(WORK TASK): Rewrite the passage of the Away From Her review starting at "A tenderly told" and ending at "at all turns.", altering "sap" to "sentimentality".

(SELECTED TEXT):
+===+

Heroes of the Zeroes is Nick Rogers’ daily, alphabetical look back at the 365 best films of 2000 to 2009.

We know old age is an onslaught awaiting us, against which even rigid preparations sometimes stand no chance. No one dreams of the twilight that transpires in Away From Her, but, in its words, it’s not bad luck. It’s just life. You can’t beat life.

A tenderly told tragedy about the erosive effect Alzheimer’s disease has on marital memories, Sarah Polley’s 2007 film avoided movie-of-the-week sap at all turns.

Instead, it contained piercing character- and theme-driven nuances expected of an actor-turned-director. Known for her acting work in Go and 2004’s Dawn of the Dead, Polley made her feature-length directorial and screenwriting debut with this film.

Julie Christie’s turn as the Alzheimer’s-afflicted Fiona earned an Oscar nomination. But Gordon Pinsent’s realistically understated, stoic turn as Grant — her husband of 44 years — achieved a heartbreaking intimacy akin to live theater.

Fiona’s malady starts with putting pans in the freezer and progresses to a care facility, which Grant cannot visit for the first 30 days. When Grant returns to a lover who no longer recognizes him, he realizes marital affection sometimes truly tests the vows we utter.

Polley’s script uncovers moments of delicate comedy in Grant’s desperation to resume normal life as well as touching supporting turns from Olympia Dukakis (as the wife to another patient) and Kristen Thompson (as a nurse in whose straight talk Grant finds solace).

It’s sad to think so, but life eventually strands and maroons everyone. Away From Her thoughtfully recognized the comfort of finding the grace in getting there.

+===+

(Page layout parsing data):
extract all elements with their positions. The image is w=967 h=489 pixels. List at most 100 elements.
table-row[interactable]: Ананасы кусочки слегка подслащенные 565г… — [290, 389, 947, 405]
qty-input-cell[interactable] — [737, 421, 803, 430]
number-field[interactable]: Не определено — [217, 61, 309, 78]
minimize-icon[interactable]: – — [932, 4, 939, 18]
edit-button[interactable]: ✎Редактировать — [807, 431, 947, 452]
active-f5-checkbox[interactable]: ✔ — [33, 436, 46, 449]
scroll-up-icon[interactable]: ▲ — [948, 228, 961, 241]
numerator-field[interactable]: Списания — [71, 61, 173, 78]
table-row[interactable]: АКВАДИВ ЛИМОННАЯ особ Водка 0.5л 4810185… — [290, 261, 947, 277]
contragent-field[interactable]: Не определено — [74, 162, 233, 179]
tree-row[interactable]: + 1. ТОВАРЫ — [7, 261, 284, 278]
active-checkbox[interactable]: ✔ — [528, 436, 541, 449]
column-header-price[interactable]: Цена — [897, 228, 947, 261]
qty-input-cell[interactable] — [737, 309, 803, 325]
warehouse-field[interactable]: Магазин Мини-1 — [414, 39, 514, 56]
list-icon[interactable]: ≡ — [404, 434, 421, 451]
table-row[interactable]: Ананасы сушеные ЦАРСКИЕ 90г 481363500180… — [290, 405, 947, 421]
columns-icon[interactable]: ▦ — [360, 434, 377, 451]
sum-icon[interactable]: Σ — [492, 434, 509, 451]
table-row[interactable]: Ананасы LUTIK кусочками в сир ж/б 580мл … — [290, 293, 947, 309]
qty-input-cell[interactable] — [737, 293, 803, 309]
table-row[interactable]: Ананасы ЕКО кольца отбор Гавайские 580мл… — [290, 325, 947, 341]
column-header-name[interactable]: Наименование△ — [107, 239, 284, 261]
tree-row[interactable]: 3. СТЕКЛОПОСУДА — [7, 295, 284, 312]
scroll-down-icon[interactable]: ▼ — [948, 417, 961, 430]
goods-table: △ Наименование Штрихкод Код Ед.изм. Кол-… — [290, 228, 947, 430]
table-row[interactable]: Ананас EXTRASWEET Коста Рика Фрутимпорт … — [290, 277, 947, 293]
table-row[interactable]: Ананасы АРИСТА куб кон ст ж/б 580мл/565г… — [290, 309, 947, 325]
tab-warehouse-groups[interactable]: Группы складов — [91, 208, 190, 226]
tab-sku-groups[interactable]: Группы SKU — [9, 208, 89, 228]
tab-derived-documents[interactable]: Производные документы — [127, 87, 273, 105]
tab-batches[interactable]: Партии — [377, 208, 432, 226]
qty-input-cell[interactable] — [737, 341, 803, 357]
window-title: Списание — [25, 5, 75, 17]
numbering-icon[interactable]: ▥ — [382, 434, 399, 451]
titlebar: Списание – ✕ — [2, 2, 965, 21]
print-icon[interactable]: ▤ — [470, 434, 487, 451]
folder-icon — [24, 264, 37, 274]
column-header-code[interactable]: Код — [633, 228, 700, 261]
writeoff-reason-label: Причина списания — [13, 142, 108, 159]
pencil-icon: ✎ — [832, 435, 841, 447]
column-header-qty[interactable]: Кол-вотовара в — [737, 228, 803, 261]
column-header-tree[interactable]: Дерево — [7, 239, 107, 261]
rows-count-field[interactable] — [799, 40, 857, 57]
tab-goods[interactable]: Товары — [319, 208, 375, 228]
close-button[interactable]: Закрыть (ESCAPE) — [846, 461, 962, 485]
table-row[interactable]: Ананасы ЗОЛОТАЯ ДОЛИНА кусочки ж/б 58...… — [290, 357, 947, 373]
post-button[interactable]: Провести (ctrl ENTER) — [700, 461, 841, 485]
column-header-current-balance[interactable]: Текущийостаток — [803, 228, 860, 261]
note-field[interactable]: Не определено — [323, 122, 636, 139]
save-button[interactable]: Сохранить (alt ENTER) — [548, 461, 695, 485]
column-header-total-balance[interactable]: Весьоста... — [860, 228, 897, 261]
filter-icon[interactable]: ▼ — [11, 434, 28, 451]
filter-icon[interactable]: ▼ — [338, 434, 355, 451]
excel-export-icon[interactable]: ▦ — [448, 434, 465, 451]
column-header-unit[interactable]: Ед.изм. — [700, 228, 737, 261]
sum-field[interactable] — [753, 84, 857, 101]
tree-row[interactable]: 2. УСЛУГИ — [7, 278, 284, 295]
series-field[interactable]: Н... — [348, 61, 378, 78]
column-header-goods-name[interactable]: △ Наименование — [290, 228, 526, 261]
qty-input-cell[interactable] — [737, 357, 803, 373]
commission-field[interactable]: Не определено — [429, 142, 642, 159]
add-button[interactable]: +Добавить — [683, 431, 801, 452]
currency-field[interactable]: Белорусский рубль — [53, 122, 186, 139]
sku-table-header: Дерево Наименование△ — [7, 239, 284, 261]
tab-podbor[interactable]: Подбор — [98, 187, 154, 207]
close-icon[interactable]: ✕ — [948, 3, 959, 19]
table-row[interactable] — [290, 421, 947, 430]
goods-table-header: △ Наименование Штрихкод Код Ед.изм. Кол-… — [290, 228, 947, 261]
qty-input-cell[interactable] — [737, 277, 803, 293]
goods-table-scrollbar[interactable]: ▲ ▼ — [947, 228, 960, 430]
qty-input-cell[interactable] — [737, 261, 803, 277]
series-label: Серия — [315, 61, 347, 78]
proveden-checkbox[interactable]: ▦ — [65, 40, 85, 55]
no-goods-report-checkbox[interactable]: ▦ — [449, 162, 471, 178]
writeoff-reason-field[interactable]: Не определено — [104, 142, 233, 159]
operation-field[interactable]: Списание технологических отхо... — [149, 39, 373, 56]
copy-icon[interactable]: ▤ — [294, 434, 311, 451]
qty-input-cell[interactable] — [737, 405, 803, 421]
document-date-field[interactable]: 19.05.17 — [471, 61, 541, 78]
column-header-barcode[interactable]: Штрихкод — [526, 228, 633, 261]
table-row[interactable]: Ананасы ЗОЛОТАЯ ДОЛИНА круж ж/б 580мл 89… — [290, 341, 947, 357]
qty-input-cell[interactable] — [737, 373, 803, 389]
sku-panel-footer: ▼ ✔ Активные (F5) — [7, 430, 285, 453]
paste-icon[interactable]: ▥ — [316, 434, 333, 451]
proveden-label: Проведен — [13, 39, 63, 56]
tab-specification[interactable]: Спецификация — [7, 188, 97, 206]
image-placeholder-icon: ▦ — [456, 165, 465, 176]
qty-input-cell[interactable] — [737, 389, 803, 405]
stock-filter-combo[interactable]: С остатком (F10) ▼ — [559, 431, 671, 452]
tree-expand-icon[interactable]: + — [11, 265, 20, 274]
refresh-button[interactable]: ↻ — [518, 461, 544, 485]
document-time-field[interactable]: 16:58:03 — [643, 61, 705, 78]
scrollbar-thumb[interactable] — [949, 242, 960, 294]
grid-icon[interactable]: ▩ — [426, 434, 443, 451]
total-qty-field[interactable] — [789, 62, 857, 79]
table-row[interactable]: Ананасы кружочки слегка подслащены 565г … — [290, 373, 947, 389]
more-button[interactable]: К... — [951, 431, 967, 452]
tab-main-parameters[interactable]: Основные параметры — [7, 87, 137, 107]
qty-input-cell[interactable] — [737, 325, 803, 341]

+===+

(RESPONSE FOR THIS EXERCISE):
A tenderly told tragedy about the erosive effect Alzheimer’s disease has on marital memories, Sarah Polley’s 2007 film avoided movie-of-the-week sentimentality at all turns.